_WHAT IS ASKED:_
Transcribe the whole listing without a single picture.

····················

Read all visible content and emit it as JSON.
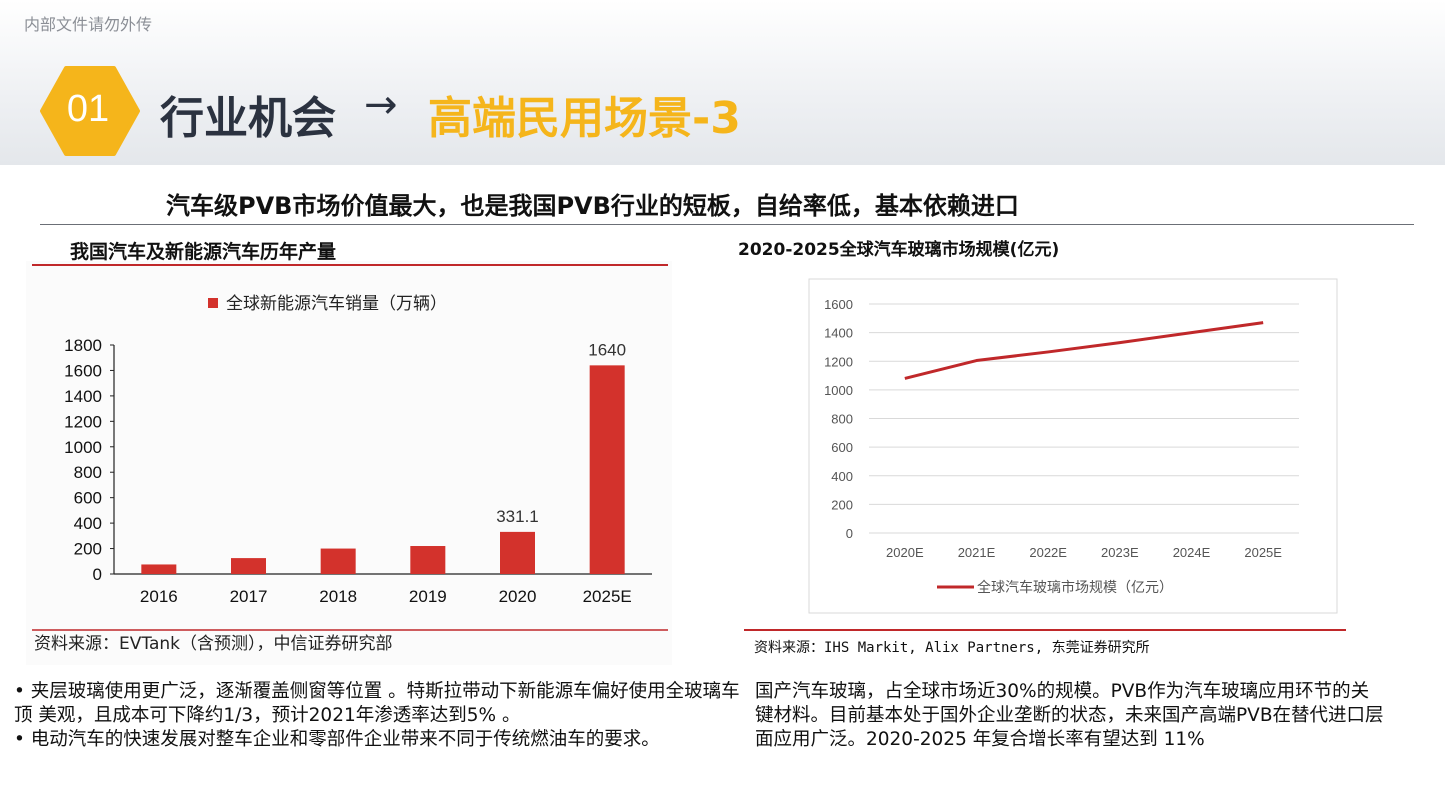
{
  "header": {
    "watermark": "内部文件请勿外传",
    "badge_number": "01",
    "title_main": "行业机会",
    "title_arrow": "→",
    "title_highlight": "高端民用场景-3"
  },
  "subtitle": "汽车级PVB市场价值最大，也是我国PVB行业的短板，自给率低，基本依赖进口",
  "left_panel": {
    "title": "我国汽车及新能源汽车历年产量",
    "legend": "全球新能源汽车销量（万辆）",
    "source": "资料来源：EVTank（含预测），中信证券研究部"
  },
  "right_panel": {
    "title": "2020-2025全球汽车玻璃市场规模(亿元)",
    "source": "资料来源：IHS Markit, Alix Partners, 东莞证券研究所"
  },
  "bottom_left": {
    "bullet_1": "• 夹层玻璃使用更广泛，逐渐覆盖侧窗等位置 。特斯拉带动下新能源车偏好使用全玻璃车顶 美观，且成本可下降约1/3，预计2021年渗透率达到5% 。",
    "bullet_2": "•  电动汽车的快速发展对整车企业和零部件企业带来不同于传统燃油车的要求。"
  },
  "bottom_right": {
    "text": "国产汽车玻璃，占全球市场近30%的规模。PVB作为汽车玻璃应用环节的关键材料。目前基本处于国外企业垄断的状态，未来国产高端PVB在替代进口层面应用广泛。2020-2025 年复合增长率有望达到 11%"
  },
  "colors": {
    "accent": "#f5b51b",
    "title_dark": "#2b3240",
    "bar_red": "#d3322c",
    "line_red": "#c0282a"
  },
  "chart_data": [
    {
      "type": "bar",
      "categories": [
        "2016",
        "2017",
        "2018",
        "2019",
        "2020",
        "2025E"
      ],
      "series": [
        {
          "name": "全球新能源汽车销量（万辆）",
          "values": [
            75,
            125,
            200,
            220,
            331.1,
            1640
          ]
        }
      ],
      "data_labels": {
        "4": "331.1",
        "5": "1640"
      },
      "yticks": [
        "0",
        "200",
        "400",
        "600",
        "800",
        "1000",
        "1200",
        "1400",
        "1600",
        "1800"
      ],
      "ylim": [
        0,
        1800
      ],
      "grid": false,
      "legend_position": "top"
    },
    {
      "type": "line",
      "categories": [
        "2020E",
        "2021E",
        "2022E",
        "2023E",
        "2024E",
        "2025E"
      ],
      "series": [
        {
          "name": "全球汽车玻璃市场规模（亿元）",
          "values": [
            1080,
            1205,
            1265,
            1330,
            1400,
            1470
          ]
        }
      ],
      "yticks": [
        "0",
        "200",
        "400",
        "600",
        "800",
        "1000",
        "1200",
        "1400",
        "1600"
      ],
      "ylim": [
        0,
        1600
      ],
      "grid": true,
      "legend_position": "bottom"
    }
  ]
}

····················

_THE SOLUTION:_
Read all visible content and emit it as JSON.
{
  "header": {
    "watermark": "内部文件请勿外传",
    "badge_number": "01",
    "title_main": "行业机会",
    "title_arrow": "→",
    "title_highlight": "高端民用场景-3"
  },
  "subtitle": "汽车级PVB市场价值最大，也是我国PVB行业的短板，自给率低，基本依赖进口",
  "left_panel": {
    "title": "我国汽车及新能源汽车历年产量",
    "legend": "全球新能源汽车销量（万辆）",
    "source": "资料来源：EVTank（含预测），中信证券研究部"
  },
  "right_panel": {
    "title": "2020-2025全球汽车玻璃市场规模(亿元)",
    "source": "资料来源：IHS Markit, Alix Partners, 东莞证券研究所"
  },
  "bottom_left": {
    "bullet_1": "• 夹层玻璃使用更广泛，逐渐覆盖侧窗等位置 。特斯拉带动下新能源车偏好使用全玻璃车顶 美观，且成本可下降约1/3，预计2021年渗透率达到5% 。",
    "bullet_2": "•  电动汽车的快速发展对整车企业和零部件企业带来不同于传统燃油车的要求。"
  },
  "bottom_right": {
    "text": "国产汽车玻璃，占全球市场近30%的规模。PVB作为汽车玻璃应用环节的关键材料。目前基本处于国外企业垄断的状态，未来国产高端PVB在替代进口层面应用广泛。2020-2025 年复合增长率有望达到 11%"
  },
  "colors": {
    "accent": "#f5b51b",
    "title_dark": "#2b3240",
    "bar_red": "#d3322c",
    "line_red": "#c0282a"
  },
  "chart_data": [
    {
      "type": "bar",
      "categories": [
        "2016",
        "2017",
        "2018",
        "2019",
        "2020",
        "2025E"
      ],
      "series": [
        {
          "name": "全球新能源汽车销量（万辆）",
          "values": [
            75,
            125,
            200,
            220,
            331.1,
            1640
          ]
        }
      ],
      "data_labels": {
        "4": "331.1",
        "5": "1640"
      },
      "yticks": [
        "0",
        "200",
        "400",
        "600",
        "800",
        "1000",
        "1200",
        "1400",
        "1600",
        "1800"
      ],
      "ylim": [
        0,
        1800
      ],
      "grid": false,
      "legend_position": "top"
    },
    {
      "type": "line",
      "categories": [
        "2020E",
        "2021E",
        "2022E",
        "2023E",
        "2024E",
        "2025E"
      ],
      "series": [
        {
          "name": "全球汽车玻璃市场规模（亿元）",
          "values": [
            1080,
            1205,
            1265,
            1330,
            1400,
            1470
          ]
        }
      ],
      "yticks": [
        "0",
        "200",
        "400",
        "600",
        "800",
        "1000",
        "1200",
        "1400",
        "1600"
      ],
      "ylim": [
        0,
        1600
      ],
      "grid": true,
      "legend_position": "bottom"
    }
  ]
}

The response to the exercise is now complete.